* _To be done_:
Repeat the records below exactly, leaving out every picture.

══ Data in this exercise

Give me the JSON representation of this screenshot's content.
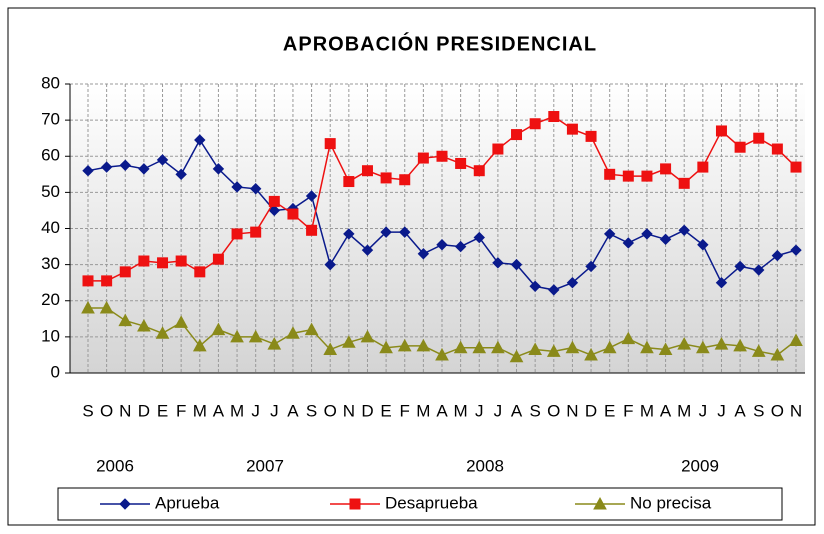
{
  "chart_data": {
    "type": "line",
    "title": "APROBACIÓN PRESIDENCIAL",
    "categories": [
      "S",
      "O",
      "N",
      "D",
      "E",
      "F",
      "M",
      "A",
      "M",
      "J",
      "J",
      "A",
      "S",
      "O",
      "N",
      "D",
      "E",
      "F",
      "M",
      "A",
      "M",
      "J",
      "J",
      "A",
      "S",
      "O",
      "N",
      "D",
      "E",
      "F",
      "M",
      "A",
      "M",
      "J",
      "J",
      "A",
      "S",
      "O",
      "N"
    ],
    "year_labels": [
      "2006",
      "2007",
      "2008",
      "2009"
    ],
    "ylim": [
      0,
      80
    ],
    "yticks": [
      0,
      10,
      20,
      30,
      40,
      50,
      60,
      70,
      80
    ],
    "grid": true,
    "legend": "bottom",
    "series": [
      {
        "name": "Aprueba",
        "color": "#0a1a8c",
        "marker": "diamond",
        "values": [
          56,
          57,
          57.5,
          56.5,
          59,
          55,
          64.5,
          56.5,
          51.5,
          51,
          45,
          45.5,
          49,
          30,
          38.5,
          34,
          39,
          39,
          33,
          35.5,
          35,
          37.5,
          30.5,
          30,
          24,
          23,
          25,
          29.5,
          38.5,
          36,
          38.5,
          37,
          39.5,
          35.5,
          25,
          29.5,
          28.5,
          32.5,
          34
        ]
      },
      {
        "name": "Desaprueba",
        "color": "#ee1111",
        "marker": "square",
        "values": [
          25.5,
          25.5,
          28,
          31,
          30.5,
          31,
          28,
          31.5,
          38.5,
          39,
          47.5,
          44,
          39.5,
          63.5,
          53,
          56,
          54,
          53.5,
          59.5,
          60,
          58,
          56,
          62,
          66,
          69,
          71,
          67.5,
          65.5,
          55,
          54.5,
          54.5,
          56.5,
          52.5,
          57,
          67,
          62.5,
          65,
          62,
          57
        ]
      },
      {
        "name": "No precisa",
        "color": "#8a8a1a",
        "marker": "triangle",
        "values": [
          18,
          18,
          14.5,
          13,
          11,
          14,
          7.5,
          12,
          10,
          10,
          8,
          11,
          12,
          6.5,
          8.5,
          10,
          7,
          7.5,
          7.5,
          5,
          7,
          7,
          7,
          4.5,
          6.5,
          6,
          7,
          5,
          7,
          9.5,
          7,
          6.5,
          8,
          7,
          8,
          7.5,
          6,
          5,
          9
        ]
      }
    ]
  }
}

════

* _Answer for this exercise_:
Give me the JSON representation of this screenshot's content.
{
  "chart_data": {
    "type": "line",
    "title": "APROBACIÓN PRESIDENCIAL",
    "categories": [
      "S",
      "O",
      "N",
      "D",
      "E",
      "F",
      "M",
      "A",
      "M",
      "J",
      "J",
      "A",
      "S",
      "O",
      "N",
      "D",
      "E",
      "F",
      "M",
      "A",
      "M",
      "J",
      "J",
      "A",
      "S",
      "O",
      "N",
      "D",
      "E",
      "F",
      "M",
      "A",
      "M",
      "J",
      "J",
      "A",
      "S",
      "O",
      "N"
    ],
    "year_labels": [
      "2006",
      "2007",
      "2008",
      "2009"
    ],
    "ylim": [
      0,
      80
    ],
    "yticks": [
      0,
      10,
      20,
      30,
      40,
      50,
      60,
      70,
      80
    ],
    "grid": true,
    "legend": "bottom",
    "series": [
      {
        "name": "Aprueba",
        "color": "#0a1a8c",
        "marker": "diamond",
        "values": [
          56,
          57,
          57.5,
          56.5,
          59,
          55,
          64.5,
          56.5,
          51.5,
          51,
          45,
          45.5,
          49,
          30,
          38.5,
          34,
          39,
          39,
          33,
          35.5,
          35,
          37.5,
          30.5,
          30,
          24,
          23,
          25,
          29.5,
          38.5,
          36,
          38.5,
          37,
          39.5,
          35.5,
          25,
          29.5,
          28.5,
          32.5,
          34
        ]
      },
      {
        "name": "Desaprueba",
        "color": "#ee1111",
        "marker": "square",
        "values": [
          25.5,
          25.5,
          28,
          31,
          30.5,
          31,
          28,
          31.5,
          38.5,
          39,
          47.5,
          44,
          39.5,
          63.5,
          53,
          56,
          54,
          53.5,
          59.5,
          60,
          58,
          56,
          62,
          66,
          69,
          71,
          67.5,
          65.5,
          55,
          54.5,
          54.5,
          56.5,
          52.5,
          57,
          67,
          62.5,
          65,
          62,
          57
        ]
      },
      {
        "name": "No precisa",
        "color": "#8a8a1a",
        "marker": "triangle",
        "values": [
          18,
          18,
          14.5,
          13,
          11,
          14,
          7.5,
          12,
          10,
          10,
          8,
          11,
          12,
          6.5,
          8.5,
          10,
          7,
          7.5,
          7.5,
          5,
          7,
          7,
          7,
          4.5,
          6.5,
          6,
          7,
          5,
          7,
          9.5,
          7,
          6.5,
          8,
          7,
          8,
          7.5,
          6,
          5,
          9
        ]
      }
    ]
  }
}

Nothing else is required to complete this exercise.